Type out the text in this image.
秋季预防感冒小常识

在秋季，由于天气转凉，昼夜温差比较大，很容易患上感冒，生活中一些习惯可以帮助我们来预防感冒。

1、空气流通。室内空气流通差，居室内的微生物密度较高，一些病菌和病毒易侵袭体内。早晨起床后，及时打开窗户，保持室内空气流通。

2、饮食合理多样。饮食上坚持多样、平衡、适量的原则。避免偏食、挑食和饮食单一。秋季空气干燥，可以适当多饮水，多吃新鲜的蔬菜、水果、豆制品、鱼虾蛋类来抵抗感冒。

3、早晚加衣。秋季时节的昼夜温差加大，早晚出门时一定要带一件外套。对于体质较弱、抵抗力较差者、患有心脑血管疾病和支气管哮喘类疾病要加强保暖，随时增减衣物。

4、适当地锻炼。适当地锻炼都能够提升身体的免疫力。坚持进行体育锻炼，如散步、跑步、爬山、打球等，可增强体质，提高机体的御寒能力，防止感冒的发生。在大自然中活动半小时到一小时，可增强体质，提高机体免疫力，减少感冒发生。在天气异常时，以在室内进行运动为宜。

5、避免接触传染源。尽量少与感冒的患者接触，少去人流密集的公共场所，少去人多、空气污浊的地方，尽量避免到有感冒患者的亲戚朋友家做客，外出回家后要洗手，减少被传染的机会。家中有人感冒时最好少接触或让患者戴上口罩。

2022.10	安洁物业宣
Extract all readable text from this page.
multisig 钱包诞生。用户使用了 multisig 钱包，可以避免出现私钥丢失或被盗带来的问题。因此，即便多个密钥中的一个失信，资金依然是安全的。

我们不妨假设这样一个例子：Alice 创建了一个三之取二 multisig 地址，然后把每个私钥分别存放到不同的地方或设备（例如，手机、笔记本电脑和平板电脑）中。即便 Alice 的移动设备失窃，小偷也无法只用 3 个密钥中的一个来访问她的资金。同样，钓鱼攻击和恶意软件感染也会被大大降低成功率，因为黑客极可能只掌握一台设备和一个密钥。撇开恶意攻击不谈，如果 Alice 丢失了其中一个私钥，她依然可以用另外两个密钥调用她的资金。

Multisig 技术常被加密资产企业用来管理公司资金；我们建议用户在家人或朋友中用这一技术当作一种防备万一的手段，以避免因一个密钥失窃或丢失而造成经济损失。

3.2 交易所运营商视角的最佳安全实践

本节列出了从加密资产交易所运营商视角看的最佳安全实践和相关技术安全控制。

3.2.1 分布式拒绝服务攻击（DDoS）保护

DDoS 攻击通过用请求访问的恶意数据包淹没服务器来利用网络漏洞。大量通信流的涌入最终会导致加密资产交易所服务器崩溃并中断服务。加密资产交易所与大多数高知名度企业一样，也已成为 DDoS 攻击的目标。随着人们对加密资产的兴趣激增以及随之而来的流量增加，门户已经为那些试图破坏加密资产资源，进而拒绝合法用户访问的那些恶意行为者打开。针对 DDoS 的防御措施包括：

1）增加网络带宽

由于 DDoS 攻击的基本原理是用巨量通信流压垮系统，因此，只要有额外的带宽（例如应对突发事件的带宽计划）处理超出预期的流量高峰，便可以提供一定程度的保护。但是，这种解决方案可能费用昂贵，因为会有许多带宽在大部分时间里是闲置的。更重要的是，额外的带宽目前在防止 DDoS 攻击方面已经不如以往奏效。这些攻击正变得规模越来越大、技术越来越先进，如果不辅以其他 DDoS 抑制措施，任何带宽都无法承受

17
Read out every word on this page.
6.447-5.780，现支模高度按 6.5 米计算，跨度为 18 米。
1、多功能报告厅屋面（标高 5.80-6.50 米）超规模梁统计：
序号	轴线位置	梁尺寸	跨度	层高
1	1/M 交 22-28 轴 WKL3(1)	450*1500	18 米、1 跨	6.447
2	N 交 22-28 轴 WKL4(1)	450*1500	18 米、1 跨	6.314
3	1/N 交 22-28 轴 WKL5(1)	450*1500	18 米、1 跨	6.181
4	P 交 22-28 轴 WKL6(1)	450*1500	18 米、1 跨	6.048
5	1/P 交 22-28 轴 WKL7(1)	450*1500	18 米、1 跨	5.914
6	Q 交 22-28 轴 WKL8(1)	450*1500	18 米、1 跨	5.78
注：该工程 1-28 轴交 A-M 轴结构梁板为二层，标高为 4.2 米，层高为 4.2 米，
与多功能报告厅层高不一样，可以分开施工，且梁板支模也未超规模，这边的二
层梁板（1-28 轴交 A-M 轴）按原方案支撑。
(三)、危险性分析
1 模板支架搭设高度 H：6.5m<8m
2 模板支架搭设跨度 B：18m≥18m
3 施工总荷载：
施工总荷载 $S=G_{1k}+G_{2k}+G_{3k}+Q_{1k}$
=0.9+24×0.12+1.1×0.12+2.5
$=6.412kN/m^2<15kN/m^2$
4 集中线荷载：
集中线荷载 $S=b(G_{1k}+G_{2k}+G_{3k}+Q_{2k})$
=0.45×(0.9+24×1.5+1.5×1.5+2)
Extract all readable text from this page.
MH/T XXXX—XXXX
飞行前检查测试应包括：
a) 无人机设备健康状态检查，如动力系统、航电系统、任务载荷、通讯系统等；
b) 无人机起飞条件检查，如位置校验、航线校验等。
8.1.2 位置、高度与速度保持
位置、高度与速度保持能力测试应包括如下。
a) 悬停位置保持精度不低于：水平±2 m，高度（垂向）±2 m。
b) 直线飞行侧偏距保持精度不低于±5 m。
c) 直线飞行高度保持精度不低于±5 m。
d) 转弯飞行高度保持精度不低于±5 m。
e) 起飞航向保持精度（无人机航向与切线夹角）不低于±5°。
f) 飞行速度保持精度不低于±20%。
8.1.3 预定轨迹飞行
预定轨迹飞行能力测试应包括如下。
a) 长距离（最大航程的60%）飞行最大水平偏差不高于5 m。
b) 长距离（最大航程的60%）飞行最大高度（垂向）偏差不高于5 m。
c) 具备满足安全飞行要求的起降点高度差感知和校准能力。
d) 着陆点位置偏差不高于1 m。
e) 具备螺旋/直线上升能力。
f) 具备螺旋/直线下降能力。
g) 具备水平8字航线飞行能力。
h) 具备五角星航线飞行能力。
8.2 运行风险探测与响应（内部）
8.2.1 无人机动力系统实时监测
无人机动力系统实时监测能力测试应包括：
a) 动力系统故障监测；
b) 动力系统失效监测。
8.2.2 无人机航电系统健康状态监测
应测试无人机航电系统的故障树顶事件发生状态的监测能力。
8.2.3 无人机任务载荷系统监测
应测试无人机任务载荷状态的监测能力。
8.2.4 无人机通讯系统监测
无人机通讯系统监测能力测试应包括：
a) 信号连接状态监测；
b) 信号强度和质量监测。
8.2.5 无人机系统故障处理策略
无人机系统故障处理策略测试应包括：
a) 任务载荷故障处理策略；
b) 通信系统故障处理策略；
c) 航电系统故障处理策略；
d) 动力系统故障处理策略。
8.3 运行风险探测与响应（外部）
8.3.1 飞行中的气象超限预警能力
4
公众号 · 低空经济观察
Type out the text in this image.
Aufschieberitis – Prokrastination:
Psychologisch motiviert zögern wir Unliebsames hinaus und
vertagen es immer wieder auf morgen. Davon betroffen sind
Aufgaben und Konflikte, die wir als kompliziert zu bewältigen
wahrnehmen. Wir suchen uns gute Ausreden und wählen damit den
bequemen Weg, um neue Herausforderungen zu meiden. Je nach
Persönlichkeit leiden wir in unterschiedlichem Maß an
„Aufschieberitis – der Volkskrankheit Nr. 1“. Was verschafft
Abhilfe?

.....

What the task asks – Write out the records shown above, exactly as they appear.

Written answer –
Type out the text in this image.
秋季预防感冒小常识

在秋季，由于天气转凉，昼夜温差比较大，很容易患上感冒，生活中一些习惯可以帮助我们来预防感冒。

1、空气流通。室内空气流通差，居室内的微生物密度较高，一些病菌和病毒易侵袭体内。早晨起床后，及时打开窗户，保持室内空气流通。

2、饮食合理多样。饮食上坚持多样、平衡、适量的原则。避免偏食、挑食和饮食单一。秋季空气干燥，可以适当多饮水，多吃新鲜的蔬菜、水果、豆制品、鱼虾蛋类来抵抗感冒。

3、早晚加衣。秋季时节的昼夜温差加大，早晚出门时一定要带一件外套。对于体质较弱、抵抗力较差者、患有心脑血管疾病和支气管哮喘类疾病要加强保暖，随时增减衣物。

4、适当地锻炼。适当地锻炼都能够提升身体的免疫力。坚持进行体育锻炼，如散步、跑步、爬山、打球等，可增强体质，提高机体的御寒能力，防止感冒的发生。在大自然中活动半小时到一小时，可增强体质，提高机体免疫力，减少感冒发生。在天气异常时，以在室内进行运动为宜。

5、避免接触传染源。尽量少与感冒的患者接触，少去人流密集的公共场所，少去人多、空气污浊的地方，尽量避免到有感冒患者的亲戚朋友家做客，外出回家后要洗手，减少被传染的机会。家中有人感冒时最好少接触或让患者戴上口罩。

2022.10	安洁物业宣
Extract all readable text from this page.
multisig 钱包诞生。用户使用了 multisig 钱包，可以避免出现私钥丢失或被盗带来的问题。因此，即便多个密钥中的一个失信，资金依然是安全的。

我们不妨假设这样一个例子：Alice 创建了一个三之取二 multisig 地址，然后把每个私钥分别存放到不同的地方或设备（例如，手机、笔记本电脑和平板电脑）中。即便 Alice 的移动设备失窃，小偷也无法只用 3 个密钥中的一个来访问她的资金。同样，钓鱼攻击和恶意软件感染也会被大大降低成功率，因为黑客极可能只掌握一台设备和一个密钥。撇开恶意攻击不谈，如果 Alice 丢失了其中一个私钥，她依然可以用另外两个密钥调用她的资金。

Multisig 技术常被加密资产企业用来管理公司资金；我们建议用户在家人或朋友中用这一技术当作一种防备万一的手段，以避免因一个密钥失窃或丢失而造成经济损失。

3.2 交易所运营商视角的最佳安全实践

本节列出了从加密资产交易所运营商视角看的最佳安全实践和相关技术安全控制。

3.2.1 分布式拒绝服务攻击（DDoS）保护

DDoS 攻击通过用请求访问的恶意数据包淹没服务器来利用网络漏洞。大量通信流的涌入最终会导致加密资产交易所服务器崩溃并中断服务。加密资产交易所与大多数高知名度企业一样，也已成为 DDoS 攻击的目标。随着人们对加密资产的兴趣激增以及随之而来的流量增加，门户已经为那些试图破坏加密资产资源，进而拒绝合法用户访问的那些恶意行为者打开。针对 DDoS 的防御措施包括：

1）增加网络带宽

由于 DDoS 攻击的基本原理是用巨量通信流压垮系统，因此，只要有额外的带宽（例如应对突发事件的带宽计划）处理超出预期的流量高峰，便可以提供一定程度的保护。但是，这种解决方案可能费用昂贵，因为会有许多带宽在大部分时间里是闲置的。更重要的是，额外的带宽目前在防止 DDoS 攻击方面已经不如以往奏效。这些攻击正变得规模越来越大、技术越来越先进，如果不辅以其他 DDoS 抑制措施，任何带宽都无法承受

17
Read out every word on this page.
6.447-5.780，现支模高度按 6.5 米计算，跨度为 18 米。
1、多功能报告厅屋面（标高 5.80-6.50 米）超规模梁统计：
序号	轴线位置	梁尺寸	跨度	层高
1	1/M 交 22-28 轴 WKL3(1)	450*1500	18 米、1 跨	6.447
2	N 交 22-28 轴 WKL4(1)	450*1500	18 米、1 跨	6.314
3	1/N 交 22-28 轴 WKL5(1)	450*1500	18 米、1 跨	6.181
4	P 交 22-28 轴 WKL6(1)	450*1500	18 米、1 跨	6.048
5	1/P 交 22-28 轴 WKL7(1)	450*1500	18 米、1 跨	5.914
6	Q 交 22-28 轴 WKL8(1)	450*1500	18 米、1 跨	5.78
注：该工程 1-28 轴交 A-M 轴结构梁板为二层，标高为 4.2 米，层高为 4.2 米，
与多功能报告厅层高不一样，可以分开施工，且梁板支模也未超规模，这边的二
层梁板（1-28 轴交 A-M 轴）按原方案支撑。
(三)、危险性分析
1 模板支架搭设高度 H：6.5m<8m
2 模板支架搭设跨度 B：18m≥18m
3 施工总荷载：
施工总荷载 $S=G_{1k}+G_{2k}+G_{3k}+Q_{1k}$
=0.9+24×0.12+1.1×0.12+2.5
$=6.412kN/m^2<15kN/m^2$
4 集中线荷载：
集中线荷载 $S=b(G_{1k}+G_{2k}+G_{3k}+Q_{2k})$
=0.45×(0.9+24×1.5+1.5×1.5+2)
Extract all readable text from this page.
MH/T XXXX—XXXX
飞行前检查测试应包括：
a) 无人机设备健康状态检查，如动力系统、航电系统、任务载荷、通讯系统等；
b) 无人机起飞条件检查，如位置校验、航线校验等。
8.1.2 位置、高度与速度保持
位置、高度与速度保持能力测试应包括如下。
a) 悬停位置保持精度不低于：水平±2 m，高度（垂向）±2 m。
b) 直线飞行侧偏距保持精度不低于±5 m。
c) 直线飞行高度保持精度不低于±5 m。
d) 转弯飞行高度保持精度不低于±5 m。
e) 起飞航向保持精度（无人机航向与切线夹角）不低于±5°。
f) 飞行速度保持精度不低于±20%。
8.1.3 预定轨迹飞行
预定轨迹飞行能力测试应包括如下。
a) 长距离（最大航程的60%）飞行最大水平偏差不高于5 m。
b) 长距离（最大航程的60%）飞行最大高度（垂向）偏差不高于5 m。
c) 具备满足安全飞行要求的起降点高度差感知和校准能力。
d) 着陆点位置偏差不高于1 m。
e) 具备螺旋/直线上升能力。
f) 具备螺旋/直线下降能力。
g) 具备水平8字航线飞行能力。
h) 具备五角星航线飞行能力。
8.2 运行风险探测与响应（内部）
8.2.1 无人机动力系统实时监测
无人机动力系统实时监测能力测试应包括：
a) 动力系统故障监测；
b) 动力系统失效监测。
8.2.2 无人机航电系统健康状态监测
应测试无人机航电系统的故障树顶事件发生状态的监测能力。
8.2.3 无人机任务载荷系统监测
应测试无人机任务载荷状态的监测能力。
8.2.4 无人机通讯系统监测
无人机通讯系统监测能力测试应包括：
a) 信号连接状态监测；
b) 信号强度和质量监测。
8.2.5 无人机系统故障处理策略
无人机系统故障处理策略测试应包括：
a) 任务载荷故障处理策略；
b) 通信系统故障处理策略；
c) 航电系统故障处理策略；
d) 动力系统故障处理策略。
8.3 运行风险探测与响应（外部）
8.3.1 飞行中的气象超限预警能力
4
公众号 · 低空经济观察
Type out the text in this image.
Aufschieberitis – Prokrastination:
Psychologisch motiviert zögern wir Unliebsames hinaus und
vertagen es immer wieder auf morgen. Davon betroffen sind
Aufgaben und Konflikte, die wir als kompliziert zu bewältigen
wahrnehmen. Wir suchen uns gute Ausreden und wählen damit den
bequemen Weg, um neue Herausforderungen zu meiden. Je nach
Persönlichkeit leiden wir in unterschiedlichem Maß an
„Aufschieberitis – der Volkskrankheit Nr. 1“. Was verschafft
Abhilfe?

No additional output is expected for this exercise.